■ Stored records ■
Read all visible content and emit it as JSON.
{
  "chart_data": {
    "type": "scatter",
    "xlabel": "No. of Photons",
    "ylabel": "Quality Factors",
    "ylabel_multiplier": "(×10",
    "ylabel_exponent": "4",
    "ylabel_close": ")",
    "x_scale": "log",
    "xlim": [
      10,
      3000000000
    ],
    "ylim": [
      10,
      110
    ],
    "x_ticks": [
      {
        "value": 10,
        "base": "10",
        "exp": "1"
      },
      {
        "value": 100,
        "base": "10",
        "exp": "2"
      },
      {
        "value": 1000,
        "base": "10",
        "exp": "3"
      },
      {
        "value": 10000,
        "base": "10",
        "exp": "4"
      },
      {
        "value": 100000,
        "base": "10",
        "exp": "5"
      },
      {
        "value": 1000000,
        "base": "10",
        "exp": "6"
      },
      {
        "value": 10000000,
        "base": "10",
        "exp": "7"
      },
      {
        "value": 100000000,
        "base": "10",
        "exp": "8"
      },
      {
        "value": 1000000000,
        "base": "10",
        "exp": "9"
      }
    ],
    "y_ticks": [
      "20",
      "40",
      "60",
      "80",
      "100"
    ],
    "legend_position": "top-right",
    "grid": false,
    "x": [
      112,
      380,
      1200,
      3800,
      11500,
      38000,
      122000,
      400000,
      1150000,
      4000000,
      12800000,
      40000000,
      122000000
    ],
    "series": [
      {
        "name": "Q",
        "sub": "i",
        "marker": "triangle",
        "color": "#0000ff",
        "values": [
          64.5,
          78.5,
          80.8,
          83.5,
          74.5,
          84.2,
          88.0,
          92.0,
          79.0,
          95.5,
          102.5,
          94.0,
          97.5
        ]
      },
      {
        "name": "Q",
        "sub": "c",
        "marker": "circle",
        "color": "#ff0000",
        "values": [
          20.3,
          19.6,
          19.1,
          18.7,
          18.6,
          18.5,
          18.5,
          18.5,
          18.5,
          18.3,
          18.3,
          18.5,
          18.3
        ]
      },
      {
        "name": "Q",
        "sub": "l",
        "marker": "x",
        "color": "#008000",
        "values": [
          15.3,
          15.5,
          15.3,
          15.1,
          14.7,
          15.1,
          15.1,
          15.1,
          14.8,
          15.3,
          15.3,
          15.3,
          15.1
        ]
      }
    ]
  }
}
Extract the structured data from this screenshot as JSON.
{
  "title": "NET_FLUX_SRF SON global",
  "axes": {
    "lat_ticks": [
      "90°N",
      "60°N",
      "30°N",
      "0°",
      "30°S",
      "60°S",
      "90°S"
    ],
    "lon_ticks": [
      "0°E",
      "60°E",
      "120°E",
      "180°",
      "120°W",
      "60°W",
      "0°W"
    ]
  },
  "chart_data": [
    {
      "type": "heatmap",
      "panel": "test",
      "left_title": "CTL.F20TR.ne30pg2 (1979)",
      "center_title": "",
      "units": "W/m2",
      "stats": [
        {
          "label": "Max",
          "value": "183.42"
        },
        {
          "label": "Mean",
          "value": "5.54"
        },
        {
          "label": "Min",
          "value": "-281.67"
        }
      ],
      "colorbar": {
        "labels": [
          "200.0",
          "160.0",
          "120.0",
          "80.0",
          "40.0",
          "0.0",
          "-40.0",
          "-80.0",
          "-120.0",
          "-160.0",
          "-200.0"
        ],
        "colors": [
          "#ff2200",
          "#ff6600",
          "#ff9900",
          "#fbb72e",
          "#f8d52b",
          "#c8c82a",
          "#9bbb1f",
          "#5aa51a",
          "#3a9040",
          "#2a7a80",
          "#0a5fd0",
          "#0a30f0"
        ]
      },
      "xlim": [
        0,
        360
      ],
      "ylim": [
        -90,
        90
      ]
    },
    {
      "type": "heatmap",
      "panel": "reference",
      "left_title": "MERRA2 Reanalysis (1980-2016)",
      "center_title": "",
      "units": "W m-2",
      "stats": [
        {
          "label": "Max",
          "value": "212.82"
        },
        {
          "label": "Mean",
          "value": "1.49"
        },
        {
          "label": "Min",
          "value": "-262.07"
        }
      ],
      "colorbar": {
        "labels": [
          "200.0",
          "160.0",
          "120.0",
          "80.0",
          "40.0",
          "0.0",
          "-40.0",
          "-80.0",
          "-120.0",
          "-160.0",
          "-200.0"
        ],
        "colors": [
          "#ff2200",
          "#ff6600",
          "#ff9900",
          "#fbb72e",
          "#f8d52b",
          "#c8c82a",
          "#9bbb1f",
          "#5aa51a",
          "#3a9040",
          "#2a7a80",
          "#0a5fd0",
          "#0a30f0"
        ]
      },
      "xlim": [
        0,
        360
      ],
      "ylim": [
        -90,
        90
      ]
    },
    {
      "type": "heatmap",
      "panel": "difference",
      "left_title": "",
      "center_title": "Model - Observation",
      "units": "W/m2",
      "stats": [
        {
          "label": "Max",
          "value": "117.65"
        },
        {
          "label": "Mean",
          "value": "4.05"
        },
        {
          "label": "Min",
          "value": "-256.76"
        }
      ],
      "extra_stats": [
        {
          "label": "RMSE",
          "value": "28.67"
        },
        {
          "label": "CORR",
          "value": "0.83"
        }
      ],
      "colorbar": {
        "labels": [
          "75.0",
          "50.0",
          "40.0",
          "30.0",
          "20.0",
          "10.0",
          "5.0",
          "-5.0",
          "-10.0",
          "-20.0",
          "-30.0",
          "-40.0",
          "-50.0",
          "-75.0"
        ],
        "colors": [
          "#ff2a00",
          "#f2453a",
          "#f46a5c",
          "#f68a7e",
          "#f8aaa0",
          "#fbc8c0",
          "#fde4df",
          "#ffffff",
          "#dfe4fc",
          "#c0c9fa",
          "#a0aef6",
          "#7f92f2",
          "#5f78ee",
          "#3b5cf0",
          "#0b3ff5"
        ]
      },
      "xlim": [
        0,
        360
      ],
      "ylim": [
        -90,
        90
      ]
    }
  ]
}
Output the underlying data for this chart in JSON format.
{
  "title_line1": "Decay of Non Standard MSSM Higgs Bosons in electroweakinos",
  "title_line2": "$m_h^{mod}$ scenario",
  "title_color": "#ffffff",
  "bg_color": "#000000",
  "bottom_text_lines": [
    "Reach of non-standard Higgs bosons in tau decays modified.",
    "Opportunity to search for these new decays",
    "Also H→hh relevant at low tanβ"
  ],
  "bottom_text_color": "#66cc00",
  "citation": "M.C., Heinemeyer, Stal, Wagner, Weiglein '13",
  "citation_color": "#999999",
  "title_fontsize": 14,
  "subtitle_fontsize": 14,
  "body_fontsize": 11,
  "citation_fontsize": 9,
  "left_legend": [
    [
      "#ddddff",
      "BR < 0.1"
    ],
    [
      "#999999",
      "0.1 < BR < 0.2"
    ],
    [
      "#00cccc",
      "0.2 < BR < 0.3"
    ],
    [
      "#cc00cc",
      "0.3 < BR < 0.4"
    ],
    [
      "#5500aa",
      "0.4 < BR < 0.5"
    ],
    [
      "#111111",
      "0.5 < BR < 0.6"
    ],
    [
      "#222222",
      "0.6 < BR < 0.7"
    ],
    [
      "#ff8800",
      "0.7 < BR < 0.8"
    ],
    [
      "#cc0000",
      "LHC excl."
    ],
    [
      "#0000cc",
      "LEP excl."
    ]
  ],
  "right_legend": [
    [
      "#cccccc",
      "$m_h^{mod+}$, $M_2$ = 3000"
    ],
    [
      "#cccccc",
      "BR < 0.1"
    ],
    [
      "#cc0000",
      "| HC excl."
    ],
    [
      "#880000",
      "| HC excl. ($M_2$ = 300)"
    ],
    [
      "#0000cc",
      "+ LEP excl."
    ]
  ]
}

■ What to work on ■
In the entries above, find each line with the string "Higgs" and copy it.

■ Expected answer ■
  "title_line1": "Decay of Non Standard MSSM Higgs Bosons in electroweakinos",
    "Reach of non-standard Higgs bosons in tau decays modified.",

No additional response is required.